▶ [Exercise details]:
Please write out every line of the records below as a numbered list, skipping blank lines and leaving the pictures out.

************

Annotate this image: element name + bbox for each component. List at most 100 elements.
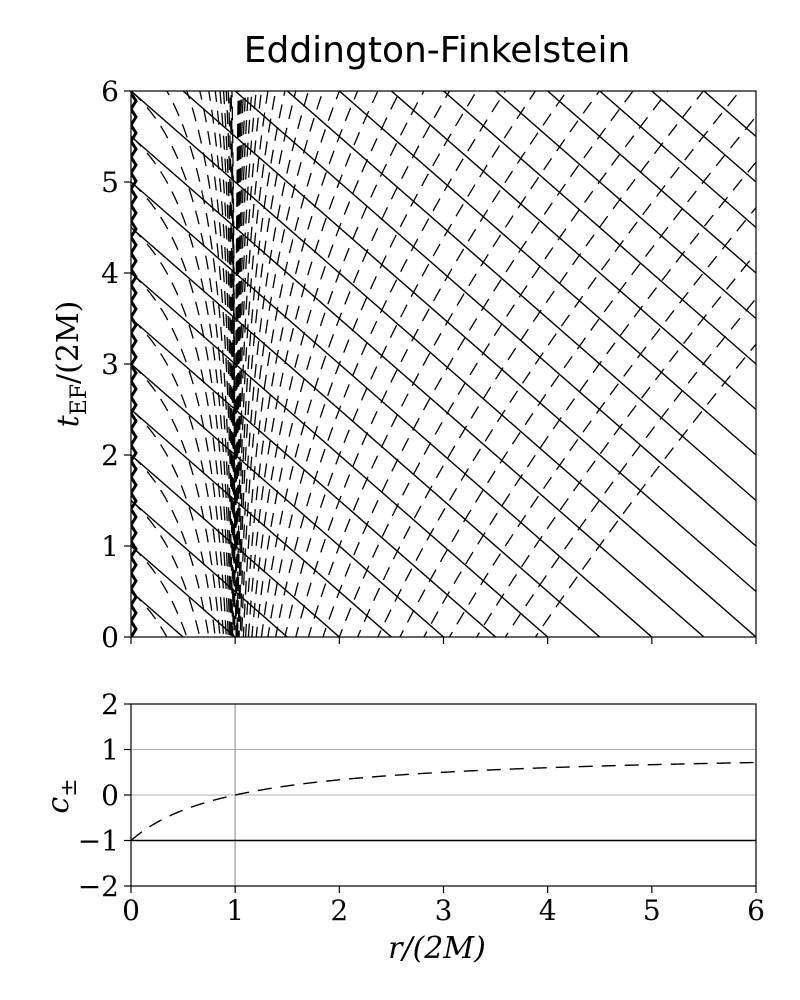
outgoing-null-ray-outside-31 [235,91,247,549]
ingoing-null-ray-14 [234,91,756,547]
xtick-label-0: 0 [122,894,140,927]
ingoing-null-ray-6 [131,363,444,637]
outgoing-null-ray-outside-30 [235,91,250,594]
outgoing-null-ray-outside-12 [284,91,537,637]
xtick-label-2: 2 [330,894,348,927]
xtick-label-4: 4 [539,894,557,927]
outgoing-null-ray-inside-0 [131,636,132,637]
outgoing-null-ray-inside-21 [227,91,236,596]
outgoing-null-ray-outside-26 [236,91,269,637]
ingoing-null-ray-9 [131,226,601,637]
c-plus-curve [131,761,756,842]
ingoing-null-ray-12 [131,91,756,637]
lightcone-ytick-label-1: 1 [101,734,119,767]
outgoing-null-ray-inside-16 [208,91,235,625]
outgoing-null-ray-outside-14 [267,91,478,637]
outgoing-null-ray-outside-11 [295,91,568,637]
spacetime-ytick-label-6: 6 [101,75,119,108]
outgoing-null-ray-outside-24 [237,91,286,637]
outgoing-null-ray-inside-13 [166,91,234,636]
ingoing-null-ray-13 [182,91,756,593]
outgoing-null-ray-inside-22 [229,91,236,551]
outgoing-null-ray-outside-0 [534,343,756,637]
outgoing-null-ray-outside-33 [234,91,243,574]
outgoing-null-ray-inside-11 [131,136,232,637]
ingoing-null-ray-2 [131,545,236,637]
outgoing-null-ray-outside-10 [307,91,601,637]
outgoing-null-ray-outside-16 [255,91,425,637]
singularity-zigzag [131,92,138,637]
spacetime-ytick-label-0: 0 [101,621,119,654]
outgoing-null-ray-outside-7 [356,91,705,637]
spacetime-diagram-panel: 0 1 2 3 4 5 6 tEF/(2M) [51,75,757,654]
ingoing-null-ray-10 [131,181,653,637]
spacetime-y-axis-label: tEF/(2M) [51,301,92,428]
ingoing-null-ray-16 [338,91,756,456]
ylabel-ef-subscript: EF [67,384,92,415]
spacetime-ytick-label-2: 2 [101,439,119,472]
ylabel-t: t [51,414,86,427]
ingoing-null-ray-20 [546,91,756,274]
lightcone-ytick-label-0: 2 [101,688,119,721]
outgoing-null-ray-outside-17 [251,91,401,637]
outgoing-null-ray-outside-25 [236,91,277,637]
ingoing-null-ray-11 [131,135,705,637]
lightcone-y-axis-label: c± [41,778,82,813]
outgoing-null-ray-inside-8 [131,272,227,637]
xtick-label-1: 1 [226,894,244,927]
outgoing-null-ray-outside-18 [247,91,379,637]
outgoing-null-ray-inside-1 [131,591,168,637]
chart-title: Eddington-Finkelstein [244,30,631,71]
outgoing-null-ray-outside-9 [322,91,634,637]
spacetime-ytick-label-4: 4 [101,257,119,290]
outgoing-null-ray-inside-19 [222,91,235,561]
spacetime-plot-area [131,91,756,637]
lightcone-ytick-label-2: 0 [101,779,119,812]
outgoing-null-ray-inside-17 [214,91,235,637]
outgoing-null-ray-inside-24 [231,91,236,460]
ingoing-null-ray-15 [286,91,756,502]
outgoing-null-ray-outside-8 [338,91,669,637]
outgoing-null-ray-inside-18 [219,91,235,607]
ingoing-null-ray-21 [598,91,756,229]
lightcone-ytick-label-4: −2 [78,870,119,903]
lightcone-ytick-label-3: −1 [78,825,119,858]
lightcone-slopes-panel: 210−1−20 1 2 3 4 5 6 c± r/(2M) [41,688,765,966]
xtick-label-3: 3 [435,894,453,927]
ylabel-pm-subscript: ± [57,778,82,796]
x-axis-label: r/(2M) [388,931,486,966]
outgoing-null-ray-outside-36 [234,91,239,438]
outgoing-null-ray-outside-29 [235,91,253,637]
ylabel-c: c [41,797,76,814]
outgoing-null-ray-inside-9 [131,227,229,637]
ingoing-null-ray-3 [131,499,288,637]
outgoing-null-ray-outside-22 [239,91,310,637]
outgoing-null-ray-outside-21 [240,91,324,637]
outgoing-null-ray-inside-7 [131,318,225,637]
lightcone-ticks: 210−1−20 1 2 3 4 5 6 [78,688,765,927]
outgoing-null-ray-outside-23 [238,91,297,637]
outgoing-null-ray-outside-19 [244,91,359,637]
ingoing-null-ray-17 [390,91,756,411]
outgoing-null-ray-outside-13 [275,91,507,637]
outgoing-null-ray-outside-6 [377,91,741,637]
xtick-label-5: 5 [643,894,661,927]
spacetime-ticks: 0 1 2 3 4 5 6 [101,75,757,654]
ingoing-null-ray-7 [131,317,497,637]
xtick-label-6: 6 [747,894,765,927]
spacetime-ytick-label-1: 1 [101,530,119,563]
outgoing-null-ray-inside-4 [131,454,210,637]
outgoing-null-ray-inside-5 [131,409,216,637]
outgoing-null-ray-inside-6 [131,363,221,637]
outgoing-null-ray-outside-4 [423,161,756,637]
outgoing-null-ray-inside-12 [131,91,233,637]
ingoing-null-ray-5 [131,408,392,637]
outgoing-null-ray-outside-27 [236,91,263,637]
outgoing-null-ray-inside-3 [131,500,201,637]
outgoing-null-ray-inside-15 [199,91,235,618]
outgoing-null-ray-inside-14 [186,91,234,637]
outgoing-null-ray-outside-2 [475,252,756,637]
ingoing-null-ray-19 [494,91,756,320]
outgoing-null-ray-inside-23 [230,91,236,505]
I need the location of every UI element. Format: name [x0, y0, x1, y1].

************

▶ [Response to this task]:
1. Annotate this image: element name + bbox for each component. List at most 100 elements.
2. outgoing-null-ray-outside-31 [235,91,247,549]
3. ingoing-null-ray-14 [234,91,756,547]
4. xtick-label-0: 0 [122,894,140,927]
5. ingoing-null-ray-6 [131,363,444,637]
6. outgoing-null-ray-outside-30 [235,91,250,594]
7. outgoing-null-ray-outside-12 [284,91,537,637]
8. xtick-label-2: 2 [330,894,348,927]
9. xtick-label-4: 4 [539,894,557,927]
10. outgoing-null-ray-inside-0 [131,636,132,637]
11. outgoing-null-ray-inside-21 [227,91,236,596]
12. outgoing-null-ray-outside-26 [236,91,269,637]
13. ingoing-null-ray-9 [131,226,601,637]
14. c-plus-curve [131,761,756,842]
15. ingoing-null-ray-12 [131,91,756,637]
16. lightcone-ytick-label-1: 1 [101,734,119,767]
17. outgoing-null-ray-inside-16 [208,91,235,625]
18. outgoing-null-ray-outside-14 [267,91,478,637]
19. outgoing-null-ray-outside-11 [295,91,568,637]
20. spacetime-ytick-label-6: 6 [101,75,119,108]
21. outgoing-null-ray-outside-24 [237,91,286,637]
22. outgoing-null-ray-inside-13 [166,91,234,636]
23. ingoing-null-ray-13 [182,91,756,593]
24. outgoing-null-ray-inside-22 [229,91,236,551]
25. outgoing-null-ray-outside-0 [534,343,756,637]
26. outgoing-null-ray-outside-33 [234,91,243,574]
27. outgoing-null-ray-inside-11 [131,136,232,637]
28. ingoing-null-ray-2 [131,545,236,637]
29. outgoing-null-ray-outside-10 [307,91,601,637]
30. outgoing-null-ray-outside-16 [255,91,425,637]
31. singularity-zigzag [131,92,138,637]
32. spacetime-ytick-label-0: 0 [101,621,119,654]
33. outgoing-null-ray-outside-7 [356,91,705,637]
34. spacetime-diagram-panel: 0 1 2 3 4 5 6 tEF/(2M) [51,75,757,654]
35. ingoing-null-ray-10 [131,181,653,637]
36. spacetime-y-axis-label: tEF/(2M) [51,301,92,428]
37. ingoing-null-ray-16 [338,91,756,456]
38. ylabel-ef-subscript: EF [67,384,92,415]
39. spacetime-ytick-label-2: 2 [101,439,119,472]
40. ylabel-t: t [51,414,86,427]
41. ingoing-null-ray-20 [546,91,756,274]
42. lightcone-ytick-label-0: 2 [101,688,119,721]
43. outgoing-null-ray-outside-17 [251,91,401,637]
44. outgoing-null-ray-outside-25 [236,91,277,637]
45. ingoing-null-ray-11 [131,135,705,637]
46. lightcone-y-axis-label: c± [41,778,82,813]
47. outgoing-null-ray-inside-8 [131,272,227,637]
48. xtick-label-1: 1 [226,894,244,927]
49. outgoing-null-ray-outside-18 [247,91,379,637]
50. outgoing-null-ray-inside-1 [131,591,168,637]
51. chart-title: Eddington-Finkelstein [244,30,631,71]
52. outgoing-null-ray-outside-9 [322,91,634,637]
53. spacetime-ytick-label-4: 4 [101,257,119,290]
54. outgoing-null-ray-inside-19 [222,91,235,561]
55. spacetime-plot-area [131,91,756,637]
56. lightcone-ytick-label-2: 0 [101,779,119,812]
57. outgoing-null-ray-inside-17 [214,91,235,637]
58. outgoing-null-ray-inside-24 [231,91,236,460]
59. ingoing-null-ray-15 [286,91,756,502]
60. outgoing-null-ray-outside-8 [338,91,669,637]
61. outgoing-null-ray-inside-18 [219,91,235,607]
62. ingoing-null-ray-21 [598,91,756,229]
63. lightcone-ytick-label-4: −2 [78,870,119,903]
64. lightcone-ytick-label-3: −1 [78,825,119,858]
65. lightcone-slopes-panel: 210−1−20 1 2 3 4 5 6 c± r/(2M) [41,688,765,966]
66. xtick-label-3: 3 [435,894,453,927]
67. ylabel-pm-subscript: ± [57,778,82,796]
68. x-axis-label: r/(2M) [388,931,486,966]
69. outgoing-null-ray-outside-36 [234,91,239,438]
70. outgoing-null-ray-outside-29 [235,91,253,637]
71. ylabel-c: c [41,797,76,814]
72. outgoing-null-ray-inside-9 [131,227,229,637]
73. ingoing-null-ray-3 [131,499,288,637]
74. outgoing-null-ray-outside-22 [239,91,310,637]
75. outgoing-null-ray-outside-21 [240,91,324,637]
76. outgoing-null-ray-inside-7 [131,318,225,637]
77. lightcone-ticks: 210−1−20 1 2 3 4 5 6 [78,688,765,927]
78. outgoing-null-ray-outside-23 [238,91,297,637]
79. outgoing-null-ray-outside-19 [244,91,359,637]
80. ingoing-null-ray-17 [390,91,756,411]
81. outgoing-null-ray-outside-13 [275,91,507,637]
82. outgoing-null-ray-outside-6 [377,91,741,637]
83. xtick-label-5: 5 [643,894,661,927]
84. spacetime-ticks: 0 1 2 3 4 5 6 [101,75,757,654]
85. ingoing-null-ray-7 [131,317,497,637]
86. xtick-label-6: 6 [747,894,765,927]
87. spacetime-ytick-label-1: 1 [101,530,119,563]
88. outgoing-null-ray-inside-4 [131,454,210,637]
89. outgoing-null-ray-inside-5 [131,409,216,637]
90. outgoing-null-ray-inside-6 [131,363,221,637]
91. outgoing-null-ray-outside-4 [423,161,756,637]
92. outgoing-null-ray-inside-12 [131,91,233,637]
93. ingoing-null-ray-5 [131,408,392,637]
94. outgoing-null-ray-outside-27 [236,91,263,637]
95. outgoing-null-ray-inside-3 [131,500,201,637]
96. outgoing-null-ray-inside-15 [199,91,235,618]
97. outgoing-null-ray-inside-14 [186,91,234,637]
98. outgoing-null-ray-outside-2 [475,252,756,637]
99. ingoing-null-ray-19 [494,91,756,320]
100. outgoing-null-ray-inside-23 [230,91,236,505]
101. I need the location of every UI element. Format: name [x0, y0, x1, y1].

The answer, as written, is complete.